- [Provided entries]
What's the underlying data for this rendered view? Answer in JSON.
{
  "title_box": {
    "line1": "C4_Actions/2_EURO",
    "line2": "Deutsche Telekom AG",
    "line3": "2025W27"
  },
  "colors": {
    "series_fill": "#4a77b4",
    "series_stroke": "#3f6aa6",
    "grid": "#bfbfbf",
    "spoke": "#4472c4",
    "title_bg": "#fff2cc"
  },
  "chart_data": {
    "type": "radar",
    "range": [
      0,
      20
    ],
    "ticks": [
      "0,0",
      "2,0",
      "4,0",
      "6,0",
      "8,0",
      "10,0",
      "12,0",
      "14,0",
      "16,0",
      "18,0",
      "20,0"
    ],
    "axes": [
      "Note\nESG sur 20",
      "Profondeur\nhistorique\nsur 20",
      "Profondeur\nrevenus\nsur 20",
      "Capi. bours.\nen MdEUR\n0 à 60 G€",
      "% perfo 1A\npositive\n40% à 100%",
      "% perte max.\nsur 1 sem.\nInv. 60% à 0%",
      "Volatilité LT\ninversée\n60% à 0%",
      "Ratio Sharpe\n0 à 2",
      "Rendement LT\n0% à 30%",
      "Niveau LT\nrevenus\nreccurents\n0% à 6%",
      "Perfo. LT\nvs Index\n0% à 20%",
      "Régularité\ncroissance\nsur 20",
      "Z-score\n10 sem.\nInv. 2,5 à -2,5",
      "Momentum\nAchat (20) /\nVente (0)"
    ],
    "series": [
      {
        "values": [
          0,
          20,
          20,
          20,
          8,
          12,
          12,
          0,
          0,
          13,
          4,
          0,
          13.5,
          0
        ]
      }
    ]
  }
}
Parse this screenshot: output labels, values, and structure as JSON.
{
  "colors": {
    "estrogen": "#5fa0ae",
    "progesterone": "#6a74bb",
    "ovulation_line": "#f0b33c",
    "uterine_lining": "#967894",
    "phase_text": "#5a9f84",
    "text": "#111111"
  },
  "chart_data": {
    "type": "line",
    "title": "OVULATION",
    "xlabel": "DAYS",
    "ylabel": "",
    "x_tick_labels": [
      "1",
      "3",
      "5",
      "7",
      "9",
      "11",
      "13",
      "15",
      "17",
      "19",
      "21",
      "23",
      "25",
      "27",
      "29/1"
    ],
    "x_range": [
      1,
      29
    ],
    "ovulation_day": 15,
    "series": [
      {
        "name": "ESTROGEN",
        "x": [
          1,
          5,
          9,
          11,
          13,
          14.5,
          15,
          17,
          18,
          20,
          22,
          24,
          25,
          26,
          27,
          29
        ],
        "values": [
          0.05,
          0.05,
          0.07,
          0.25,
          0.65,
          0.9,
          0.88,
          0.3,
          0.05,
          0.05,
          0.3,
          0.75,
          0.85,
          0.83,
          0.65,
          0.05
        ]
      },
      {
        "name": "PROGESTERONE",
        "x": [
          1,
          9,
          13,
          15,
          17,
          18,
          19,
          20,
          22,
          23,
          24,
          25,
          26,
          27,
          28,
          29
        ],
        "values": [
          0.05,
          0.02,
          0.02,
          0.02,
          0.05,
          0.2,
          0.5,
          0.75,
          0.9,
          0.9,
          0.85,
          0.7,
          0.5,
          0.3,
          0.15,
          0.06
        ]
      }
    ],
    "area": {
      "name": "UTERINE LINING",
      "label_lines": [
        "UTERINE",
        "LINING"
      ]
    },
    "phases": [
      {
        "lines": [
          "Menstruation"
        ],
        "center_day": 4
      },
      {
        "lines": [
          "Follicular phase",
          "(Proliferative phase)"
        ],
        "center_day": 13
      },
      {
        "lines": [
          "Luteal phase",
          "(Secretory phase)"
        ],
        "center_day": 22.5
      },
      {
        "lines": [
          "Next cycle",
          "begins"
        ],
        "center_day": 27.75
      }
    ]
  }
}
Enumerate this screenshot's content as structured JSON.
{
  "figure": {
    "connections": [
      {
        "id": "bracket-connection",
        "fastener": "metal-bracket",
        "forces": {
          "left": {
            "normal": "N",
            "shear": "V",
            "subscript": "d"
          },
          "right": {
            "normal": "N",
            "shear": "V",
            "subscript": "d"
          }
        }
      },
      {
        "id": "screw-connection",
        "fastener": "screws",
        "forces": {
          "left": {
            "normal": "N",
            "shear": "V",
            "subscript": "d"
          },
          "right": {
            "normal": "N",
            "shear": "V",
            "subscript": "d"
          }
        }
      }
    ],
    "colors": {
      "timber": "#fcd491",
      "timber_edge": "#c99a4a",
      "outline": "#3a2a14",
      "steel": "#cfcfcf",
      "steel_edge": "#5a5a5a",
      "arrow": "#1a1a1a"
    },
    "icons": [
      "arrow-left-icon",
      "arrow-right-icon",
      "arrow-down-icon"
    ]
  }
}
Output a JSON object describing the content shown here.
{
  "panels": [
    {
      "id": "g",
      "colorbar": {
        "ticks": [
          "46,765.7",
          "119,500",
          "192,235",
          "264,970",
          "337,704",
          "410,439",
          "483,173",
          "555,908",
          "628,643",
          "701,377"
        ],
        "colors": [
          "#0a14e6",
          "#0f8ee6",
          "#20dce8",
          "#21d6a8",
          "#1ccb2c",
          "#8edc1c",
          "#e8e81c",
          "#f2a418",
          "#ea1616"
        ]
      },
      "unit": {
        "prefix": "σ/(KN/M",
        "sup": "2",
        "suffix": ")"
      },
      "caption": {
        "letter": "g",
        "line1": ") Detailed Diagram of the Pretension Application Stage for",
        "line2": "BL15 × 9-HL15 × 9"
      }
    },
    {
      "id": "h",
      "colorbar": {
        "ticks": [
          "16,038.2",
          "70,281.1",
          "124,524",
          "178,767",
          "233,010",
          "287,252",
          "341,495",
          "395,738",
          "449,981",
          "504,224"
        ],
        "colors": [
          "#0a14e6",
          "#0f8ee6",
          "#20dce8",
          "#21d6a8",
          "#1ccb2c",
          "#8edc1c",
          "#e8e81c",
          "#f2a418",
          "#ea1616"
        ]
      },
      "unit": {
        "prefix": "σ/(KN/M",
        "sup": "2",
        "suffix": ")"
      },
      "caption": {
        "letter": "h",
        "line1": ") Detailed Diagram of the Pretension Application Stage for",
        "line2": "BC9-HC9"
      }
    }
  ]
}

- [Problem] Retype all of the data shown above, word for word.

- [Result]
What's the underlying data for this rendered view? Answer in JSON.
{
  "title_box": {
    "line1": "C4_Actions/2_EURO",
    "line2": "Deutsche Telekom AG",
    "line3": "2025W27"
  },
  "colors": {
    "series_fill": "#4a77b4",
    "series_stroke": "#3f6aa6",
    "grid": "#bfbfbf",
    "spoke": "#4472c4",
    "title_bg": "#fff2cc"
  },
  "chart_data": {
    "type": "radar",
    "range": [
      0,
      20
    ],
    "ticks": [
      "0,0",
      "2,0",
      "4,0",
      "6,0",
      "8,0",
      "10,0",
      "12,0",
      "14,0",
      "16,0",
      "18,0",
      "20,0"
    ],
    "axes": [
      "Note\nESG sur 20",
      "Profondeur\nhistorique\nsur 20",
      "Profondeur\nrevenus\nsur 20",
      "Capi. bours.\nen MdEUR\n0 à 60 G€",
      "% perfo 1A\npositive\n40% à 100%",
      "% perte max.\nsur 1 sem.\nInv. 60% à 0%",
      "Volatilité LT\ninversée\n60% à 0%",
      "Ratio Sharpe\n0 à 2",
      "Rendement LT\n0% à 30%",
      "Niveau LT\nrevenus\nreccurents\n0% à 6%",
      "Perfo. LT\nvs Index\n0% à 20%",
      "Régularité\ncroissance\nsur 20",
      "Z-score\n10 sem.\nInv. 2,5 à -2,5",
      "Momentum\nAchat (20) /\nVente (0)"
    ],
    "series": [
      {
        "values": [
          0,
          20,
          20,
          20,
          8,
          12,
          12,
          0,
          0,
          13,
          4,
          0,
          13.5,
          0
        ]
      }
    ]
  }
}
Parse this screenshot: output labels, values, and structure as JSON.
{
  "colors": {
    "estrogen": "#5fa0ae",
    "progesterone": "#6a74bb",
    "ovulation_line": "#f0b33c",
    "uterine_lining": "#967894",
    "phase_text": "#5a9f84",
    "text": "#111111"
  },
  "chart_data": {
    "type": "line",
    "title": "OVULATION",
    "xlabel": "DAYS",
    "ylabel": "",
    "x_tick_labels": [
      "1",
      "3",
      "5",
      "7",
      "9",
      "11",
      "13",
      "15",
      "17",
      "19",
      "21",
      "23",
      "25",
      "27",
      "29/1"
    ],
    "x_range": [
      1,
      29
    ],
    "ovulation_day": 15,
    "series": [
      {
        "name": "ESTROGEN",
        "x": [
          1,
          5,
          9,
          11,
          13,
          14.5,
          15,
          17,
          18,
          20,
          22,
          24,
          25,
          26,
          27,
          29
        ],
        "values": [
          0.05,
          0.05,
          0.07,
          0.25,
          0.65,
          0.9,
          0.88,
          0.3,
          0.05,
          0.05,
          0.3,
          0.75,
          0.85,
          0.83,
          0.65,
          0.05
        ]
      },
      {
        "name": "PROGESTERONE",
        "x": [
          1,
          9,
          13,
          15,
          17,
          18,
          19,
          20,
          22,
          23,
          24,
          25,
          26,
          27,
          28,
          29
        ],
        "values": [
          0.05,
          0.02,
          0.02,
          0.02,
          0.05,
          0.2,
          0.5,
          0.75,
          0.9,
          0.9,
          0.85,
          0.7,
          0.5,
          0.3,
          0.15,
          0.06
        ]
      }
    ],
    "area": {
      "name": "UTERINE LINING",
      "label_lines": [
        "UTERINE",
        "LINING"
      ]
    },
    "phases": [
      {
        "lines": [
          "Menstruation"
        ],
        "center_day": 4
      },
      {
        "lines": [
          "Follicular phase",
          "(Proliferative phase)"
        ],
        "center_day": 13
      },
      {
        "lines": [
          "Luteal phase",
          "(Secretory phase)"
        ],
        "center_day": 22.5
      },
      {
        "lines": [
          "Next cycle",
          "begins"
        ],
        "center_day": 27.75
      }
    ]
  }
}
Enumerate this screenshot's content as structured JSON.
{
  "figure": {
    "connections": [
      {
        "id": "bracket-connection",
        "fastener": "metal-bracket",
        "forces": {
          "left": {
            "normal": "N",
            "shear": "V",
            "subscript": "d"
          },
          "right": {
            "normal": "N",
            "shear": "V",
            "subscript": "d"
          }
        }
      },
      {
        "id": "screw-connection",
        "fastener": "screws",
        "forces": {
          "left": {
            "normal": "N",
            "shear": "V",
            "subscript": "d"
          },
          "right": {
            "normal": "N",
            "shear": "V",
            "subscript": "d"
          }
        }
      }
    ],
    "colors": {
      "timber": "#fcd491",
      "timber_edge": "#c99a4a",
      "outline": "#3a2a14",
      "steel": "#cfcfcf",
      "steel_edge": "#5a5a5a",
      "arrow": "#1a1a1a"
    },
    "icons": [
      "arrow-left-icon",
      "arrow-right-icon",
      "arrow-down-icon"
    ]
  }
}
Output a JSON object describing the content shown here.
{
  "panels": [
    {
      "id": "g",
      "colorbar": {
        "ticks": [
          "46,765.7",
          "119,500",
          "192,235",
          "264,970",
          "337,704",
          "410,439",
          "483,173",
          "555,908",
          "628,643",
          "701,377"
        ],
        "colors": [
          "#0a14e6",
          "#0f8ee6",
          "#20dce8",
          "#21d6a8",
          "#1ccb2c",
          "#8edc1c",
          "#e8e81c",
          "#f2a418",
          "#ea1616"
        ]
      },
      "unit": {
        "prefix": "σ/(KN/M",
        "sup": "2",
        "suffix": ")"
      },
      "caption": {
        "letter": "g",
        "line1": ") Detailed Diagram of the Pretension Application Stage for",
        "line2": "BL15 × 9-HL15 × 9"
      }
    },
    {
      "id": "h",
      "colorbar": {
        "ticks": [
          "16,038.2",
          "70,281.1",
          "124,524",
          "178,767",
          "233,010",
          "287,252",
          "341,495",
          "395,738",
          "449,981",
          "504,224"
        ],
        "colors": [
          "#0a14e6",
          "#0f8ee6",
          "#20dce8",
          "#21d6a8",
          "#1ccb2c",
          "#8edc1c",
          "#e8e81c",
          "#f2a418",
          "#ea1616"
        ]
      },
      "unit": {
        "prefix": "σ/(KN/M",
        "sup": "2",
        "suffix": ")"
      },
      "caption": {
        "letter": "h",
        "line1": ") Detailed Diagram of the Pretension Application Stage for",
        "line2": "BC9-HC9"
      }
    }
  ]
}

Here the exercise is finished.